#### TASK REQUIREMENTS
Rewrite the data below with "scrollbar" swapped for "scroll-bar" everywhere it appears. Keep every other character the same.

▽

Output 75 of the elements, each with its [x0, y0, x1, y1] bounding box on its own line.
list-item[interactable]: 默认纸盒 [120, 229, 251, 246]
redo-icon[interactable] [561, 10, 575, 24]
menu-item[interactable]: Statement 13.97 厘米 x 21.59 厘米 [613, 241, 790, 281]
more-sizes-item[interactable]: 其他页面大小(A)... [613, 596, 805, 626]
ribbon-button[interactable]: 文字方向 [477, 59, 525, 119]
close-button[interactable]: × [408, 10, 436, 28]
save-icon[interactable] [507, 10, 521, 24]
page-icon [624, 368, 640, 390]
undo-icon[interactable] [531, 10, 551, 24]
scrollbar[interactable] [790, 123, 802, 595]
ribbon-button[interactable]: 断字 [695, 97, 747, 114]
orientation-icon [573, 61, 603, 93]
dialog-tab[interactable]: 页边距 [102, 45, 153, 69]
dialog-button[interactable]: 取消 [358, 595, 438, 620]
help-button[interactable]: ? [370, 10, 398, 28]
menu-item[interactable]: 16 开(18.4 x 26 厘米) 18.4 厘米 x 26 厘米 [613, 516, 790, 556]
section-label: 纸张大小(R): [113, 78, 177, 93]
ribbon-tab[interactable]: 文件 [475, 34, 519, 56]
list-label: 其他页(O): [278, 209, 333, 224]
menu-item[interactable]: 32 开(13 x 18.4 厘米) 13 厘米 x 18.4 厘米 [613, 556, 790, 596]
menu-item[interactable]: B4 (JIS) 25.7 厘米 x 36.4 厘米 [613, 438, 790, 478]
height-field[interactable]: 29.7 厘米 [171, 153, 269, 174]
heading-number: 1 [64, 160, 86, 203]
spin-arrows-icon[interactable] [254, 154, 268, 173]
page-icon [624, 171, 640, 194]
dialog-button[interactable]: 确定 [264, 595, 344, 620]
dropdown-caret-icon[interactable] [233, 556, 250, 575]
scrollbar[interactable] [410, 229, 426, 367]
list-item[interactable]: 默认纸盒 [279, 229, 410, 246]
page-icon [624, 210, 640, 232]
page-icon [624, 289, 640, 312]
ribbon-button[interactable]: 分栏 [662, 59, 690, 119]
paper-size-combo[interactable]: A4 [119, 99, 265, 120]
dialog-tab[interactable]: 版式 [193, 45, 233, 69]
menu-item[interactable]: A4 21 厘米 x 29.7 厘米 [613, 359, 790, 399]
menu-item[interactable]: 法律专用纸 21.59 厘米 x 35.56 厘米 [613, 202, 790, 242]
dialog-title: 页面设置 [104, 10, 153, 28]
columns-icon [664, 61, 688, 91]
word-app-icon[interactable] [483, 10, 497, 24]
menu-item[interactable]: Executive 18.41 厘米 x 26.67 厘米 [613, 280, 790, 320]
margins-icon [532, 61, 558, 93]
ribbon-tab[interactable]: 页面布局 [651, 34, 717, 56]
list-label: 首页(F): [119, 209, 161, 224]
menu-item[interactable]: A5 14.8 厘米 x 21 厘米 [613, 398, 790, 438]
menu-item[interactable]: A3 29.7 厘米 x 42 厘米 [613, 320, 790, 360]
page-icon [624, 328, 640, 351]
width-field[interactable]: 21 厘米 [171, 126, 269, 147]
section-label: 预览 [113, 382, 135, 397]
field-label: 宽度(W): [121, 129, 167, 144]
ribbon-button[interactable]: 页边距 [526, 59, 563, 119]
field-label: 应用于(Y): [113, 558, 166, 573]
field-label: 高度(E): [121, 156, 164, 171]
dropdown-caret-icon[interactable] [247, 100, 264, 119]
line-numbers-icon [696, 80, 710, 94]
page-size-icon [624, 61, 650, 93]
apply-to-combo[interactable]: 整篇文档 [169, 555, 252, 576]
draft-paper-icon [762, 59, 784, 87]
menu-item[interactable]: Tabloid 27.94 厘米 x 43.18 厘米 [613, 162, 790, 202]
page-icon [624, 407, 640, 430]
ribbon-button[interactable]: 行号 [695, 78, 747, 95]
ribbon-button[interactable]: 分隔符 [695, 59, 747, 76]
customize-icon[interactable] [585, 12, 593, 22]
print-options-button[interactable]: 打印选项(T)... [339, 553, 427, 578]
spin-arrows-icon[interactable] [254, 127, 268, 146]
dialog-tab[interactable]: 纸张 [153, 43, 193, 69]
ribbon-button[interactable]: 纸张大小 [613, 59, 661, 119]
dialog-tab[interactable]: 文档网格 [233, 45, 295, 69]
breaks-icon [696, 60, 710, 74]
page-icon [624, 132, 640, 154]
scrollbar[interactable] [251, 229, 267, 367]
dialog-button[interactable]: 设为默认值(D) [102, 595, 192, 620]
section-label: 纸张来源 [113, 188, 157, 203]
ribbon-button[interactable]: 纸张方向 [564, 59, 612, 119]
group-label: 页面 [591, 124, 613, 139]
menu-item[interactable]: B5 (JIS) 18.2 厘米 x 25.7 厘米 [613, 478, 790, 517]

△

#### EXERCISE OUTPUT
Output 75 of the elements, each with its [x0, y0, x1, y1] bounding box on its own line.
list-item[interactable]: 默认纸盒 [120, 229, 251, 246]
redo-icon[interactable] [561, 10, 575, 24]
menu-item[interactable]: Statement 13.97 厘米 x 21.59 厘米 [613, 241, 790, 281]
more-sizes-item[interactable]: 其他页面大小(A)... [613, 596, 805, 626]
ribbon-button[interactable]: 文字方向 [477, 59, 525, 119]
close-button[interactable]: × [408, 10, 436, 28]
save-icon[interactable] [507, 10, 521, 24]
page-icon [624, 368, 640, 390]
undo-icon[interactable] [531, 10, 551, 24]
scroll-bar[interactable] [790, 123, 802, 595]
ribbon-button[interactable]: 断字 [695, 97, 747, 114]
orientation-icon [573, 61, 603, 93]
dialog-tab[interactable]: 页边距 [102, 45, 153, 69]
dialog-button[interactable]: 取消 [358, 595, 438, 620]
help-button[interactable]: ? [370, 10, 398, 28]
menu-item[interactable]: 16 开(18.4 x 26 厘米) 18.4 厘米 x 26 厘米 [613, 516, 790, 556]
section-label: 纸张大小(R): [113, 78, 177, 93]
ribbon-tab[interactable]: 文件 [475, 34, 519, 56]
list-label: 其他页(O): [278, 209, 333, 224]
menu-item[interactable]: 32 开(13 x 18.4 厘米) 13 厘米 x 18.4 厘米 [613, 556, 790, 596]
menu-item[interactable]: B4 (JIS) 25.7 厘米 x 36.4 厘米 [613, 438, 790, 478]
height-field[interactable]: 29.7 厘米 [171, 153, 269, 174]
heading-number: 1 [64, 160, 86, 203]
spin-arrows-icon[interactable] [254, 154, 268, 173]
page-icon [624, 171, 640, 194]
dialog-button[interactable]: 确定 [264, 595, 344, 620]
dropdown-caret-icon[interactable] [233, 556, 250, 575]
scroll-bar[interactable] [410, 229, 426, 367]
list-item[interactable]: 默认纸盒 [279, 229, 410, 246]
page-icon [624, 210, 640, 232]
page-icon [624, 289, 640, 312]
ribbon-button[interactable]: 分栏 [662, 59, 690, 119]
paper-size-combo[interactable]: A4 [119, 99, 265, 120]
dialog-tab[interactable]: 版式 [193, 45, 233, 69]
menu-item[interactable]: A4 21 厘米 x 29.7 厘米 [613, 359, 790, 399]
menu-item[interactable]: 法律专用纸 21.59 厘米 x 35.56 厘米 [613, 202, 790, 242]
dialog-title: 页面设置 [104, 10, 153, 28]
columns-icon [664, 61, 688, 91]
word-app-icon[interactable] [483, 10, 497, 24]
menu-item[interactable]: Executive 18.41 厘米 x 26.67 厘米 [613, 280, 790, 320]
margins-icon [532, 61, 558, 93]
ribbon-tab[interactable]: 页面布局 [651, 34, 717, 56]
list-label: 首页(F): [119, 209, 161, 224]
menu-item[interactable]: A5 14.8 厘米 x 21 厘米 [613, 398, 790, 438]
menu-item[interactable]: A3 29.7 厘米 x 42 厘米 [613, 320, 790, 360]
page-icon [624, 328, 640, 351]
width-field[interactable]: 21 厘米 [171, 126, 269, 147]
section-label: 预览 [113, 382, 135, 397]
field-label: 宽度(W): [121, 129, 167, 144]
ribbon-button[interactable]: 页边距 [526, 59, 563, 119]
field-label: 应用于(Y): [113, 558, 166, 573]
field-label: 高度(E): [121, 156, 164, 171]
dropdown-caret-icon[interactable] [247, 100, 264, 119]
line-numbers-icon [696, 80, 710, 94]
page-size-icon [624, 61, 650, 93]
apply-to-combo[interactable]: 整篇文档 [169, 555, 252, 576]
draft-paper-icon [762, 59, 784, 87]
menu-item[interactable]: Tabloid 27.94 厘米 x 43.18 厘米 [613, 162, 790, 202]
page-icon [624, 407, 640, 430]
ribbon-button[interactable]: 行号 [695, 78, 747, 95]
ribbon-button[interactable]: 分隔符 [695, 59, 747, 76]
customize-icon[interactable] [585, 12, 593, 22]
print-options-button[interactable]: 打印选项(T)... [339, 553, 427, 578]
spin-arrows-icon[interactable] [254, 127, 268, 146]
dialog-tab[interactable]: 纸张 [153, 43, 193, 69]
ribbon-button[interactable]: 纸张大小 [613, 59, 661, 119]
dialog-tab[interactable]: 文档网格 [233, 45, 295, 69]
breaks-icon [696, 60, 710, 74]
page-icon [624, 132, 640, 154]
scroll-bar[interactable] [251, 229, 267, 367]
dialog-button[interactable]: 设为默认值(D) [102, 595, 192, 620]
section-label: 纸张来源 [113, 188, 157, 203]
ribbon-button[interactable]: 纸张方向 [564, 59, 612, 119]
group-label: 页面 [591, 124, 613, 139]
menu-item[interactable]: B5 (JIS) 18.2 厘米 x 25.7 厘米 [613, 478, 790, 517]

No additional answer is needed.